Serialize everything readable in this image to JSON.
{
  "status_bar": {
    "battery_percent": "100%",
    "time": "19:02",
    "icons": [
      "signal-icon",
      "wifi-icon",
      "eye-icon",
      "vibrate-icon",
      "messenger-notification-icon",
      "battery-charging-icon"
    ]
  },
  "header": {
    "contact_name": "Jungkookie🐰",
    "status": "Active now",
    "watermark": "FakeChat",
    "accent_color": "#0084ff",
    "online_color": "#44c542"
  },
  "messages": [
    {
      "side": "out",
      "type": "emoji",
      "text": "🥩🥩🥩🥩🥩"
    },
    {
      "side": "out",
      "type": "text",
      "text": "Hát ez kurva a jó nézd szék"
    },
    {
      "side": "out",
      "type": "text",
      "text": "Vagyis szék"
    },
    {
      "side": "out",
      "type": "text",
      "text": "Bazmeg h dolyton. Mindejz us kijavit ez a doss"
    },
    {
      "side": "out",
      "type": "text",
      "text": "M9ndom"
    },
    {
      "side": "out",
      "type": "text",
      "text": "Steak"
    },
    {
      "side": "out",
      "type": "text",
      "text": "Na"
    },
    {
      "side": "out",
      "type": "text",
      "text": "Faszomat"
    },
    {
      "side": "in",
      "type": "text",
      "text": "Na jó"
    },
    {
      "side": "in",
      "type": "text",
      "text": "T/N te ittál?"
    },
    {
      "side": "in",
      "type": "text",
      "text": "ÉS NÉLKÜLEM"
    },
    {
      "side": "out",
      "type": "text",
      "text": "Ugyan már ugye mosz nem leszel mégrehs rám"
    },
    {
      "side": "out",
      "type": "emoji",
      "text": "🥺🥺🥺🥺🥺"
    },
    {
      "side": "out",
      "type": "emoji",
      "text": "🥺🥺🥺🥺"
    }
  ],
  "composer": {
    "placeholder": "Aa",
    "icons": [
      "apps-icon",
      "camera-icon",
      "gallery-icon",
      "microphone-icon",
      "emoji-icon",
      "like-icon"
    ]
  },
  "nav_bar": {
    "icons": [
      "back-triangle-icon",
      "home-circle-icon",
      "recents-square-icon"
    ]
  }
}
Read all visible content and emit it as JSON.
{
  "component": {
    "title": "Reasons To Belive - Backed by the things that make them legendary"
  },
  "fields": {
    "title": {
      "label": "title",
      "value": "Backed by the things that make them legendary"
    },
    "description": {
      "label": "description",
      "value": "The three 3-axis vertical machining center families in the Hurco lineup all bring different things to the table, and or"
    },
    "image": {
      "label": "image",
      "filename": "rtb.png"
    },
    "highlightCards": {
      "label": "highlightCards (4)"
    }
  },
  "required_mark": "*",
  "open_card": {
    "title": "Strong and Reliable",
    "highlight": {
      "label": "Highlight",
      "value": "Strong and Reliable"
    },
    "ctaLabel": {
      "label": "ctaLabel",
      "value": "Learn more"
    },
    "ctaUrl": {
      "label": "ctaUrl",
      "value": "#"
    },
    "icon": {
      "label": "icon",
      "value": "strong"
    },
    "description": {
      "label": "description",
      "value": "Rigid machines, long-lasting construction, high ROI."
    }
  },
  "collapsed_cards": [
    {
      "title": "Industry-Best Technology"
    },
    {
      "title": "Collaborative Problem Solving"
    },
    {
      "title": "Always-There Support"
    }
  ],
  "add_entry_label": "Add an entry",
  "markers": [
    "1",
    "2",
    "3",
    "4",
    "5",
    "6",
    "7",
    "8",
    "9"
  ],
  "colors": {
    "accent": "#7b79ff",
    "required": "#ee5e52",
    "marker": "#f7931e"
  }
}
######
PROBLEM DESCRIPTION ::
Copy the data above exactly. Every line must be included.

IN RESPONSE ::
Serialize everything readable in this image to JSON.
{
  "status_bar": {
    "battery_percent": "100%",
    "time": "19:02",
    "icons": [
      "signal-icon",
      "wifi-icon",
      "eye-icon",
      "vibrate-icon",
      "messenger-notification-icon",
      "battery-charging-icon"
    ]
  },
  "header": {
    "contact_name": "Jungkookie🐰",
    "status": "Active now",
    "watermark": "FakeChat",
    "accent_color": "#0084ff",
    "online_color": "#44c542"
  },
  "messages": [
    {
      "side": "out",
      "type": "emoji",
      "text": "🥩🥩🥩🥩🥩"
    },
    {
      "side": "out",
      "type": "text",
      "text": "Hát ez kurva a jó nézd szék"
    },
    {
      "side": "out",
      "type": "text",
      "text": "Vagyis szék"
    },
    {
      "side": "out",
      "type": "text",
      "text": "Bazmeg h dolyton. Mindejz us kijavit ez a doss"
    },
    {
      "side": "out",
      "type": "text",
      "text": "M9ndom"
    },
    {
      "side": "out",
      "type": "text",
      "text": "Steak"
    },
    {
      "side": "out",
      "type": "text",
      "text": "Na"
    },
    {
      "side": "out",
      "type": "text",
      "text": "Faszomat"
    },
    {
      "side": "in",
      "type": "text",
      "text": "Na jó"
    },
    {
      "side": "in",
      "type": "text",
      "text": "T/N te ittál?"
    },
    {
      "side": "in",
      "type": "text",
      "text": "ÉS NÉLKÜLEM"
    },
    {
      "side": "out",
      "type": "text",
      "text": "Ugyan már ugye mosz nem leszel mégrehs rám"
    },
    {
      "side": "out",
      "type": "emoji",
      "text": "🥺🥺🥺🥺🥺"
    },
    {
      "side": "out",
      "type": "emoji",
      "text": "🥺🥺🥺🥺"
    }
  ],
  "composer": {
    "placeholder": "Aa",
    "icons": [
      "apps-icon",
      "camera-icon",
      "gallery-icon",
      "microphone-icon",
      "emoji-icon",
      "like-icon"
    ]
  },
  "nav_bar": {
    "icons": [
      "back-triangle-icon",
      "home-circle-icon",
      "recents-square-icon"
    ]
  }
}
Read all visible content and emit it as JSON.
{
  "component": {
    "title": "Reasons To Belive - Backed by the things that make them legendary"
  },
  "fields": {
    "title": {
      "label": "title",
      "value": "Backed by the things that make them legendary"
    },
    "description": {
      "label": "description",
      "value": "The three 3-axis vertical machining center families in the Hurco lineup all bring different things to the table, and or"
    },
    "image": {
      "label": "image",
      "filename": "rtb.png"
    },
    "highlightCards": {
      "label": "highlightCards (4)"
    }
  },
  "required_mark": "*",
  "open_card": {
    "title": "Strong and Reliable",
    "highlight": {
      "label": "Highlight",
      "value": "Strong and Reliable"
    },
    "ctaLabel": {
      "label": "ctaLabel",
      "value": "Learn more"
    },
    "ctaUrl": {
      "label": "ctaUrl",
      "value": "#"
    },
    "icon": {
      "label": "icon",
      "value": "strong"
    },
    "description": {
      "label": "description",
      "value": "Rigid machines, long-lasting construction, high ROI."
    }
  },
  "collapsed_cards": [
    {
      "title": "Industry-Best Technology"
    },
    {
      "title": "Collaborative Problem Solving"
    },
    {
      "title": "Always-There Support"
    }
  ],
  "add_entry_label": "Add an entry",
  "markers": [
    "1",
    "2",
    "3",
    "4",
    "5",
    "6",
    "7",
    "8",
    "9"
  ],
  "colors": {
    "accent": "#7b79ff",
    "required": "#ee5e52",
    "marker": "#f7931e"
  }
}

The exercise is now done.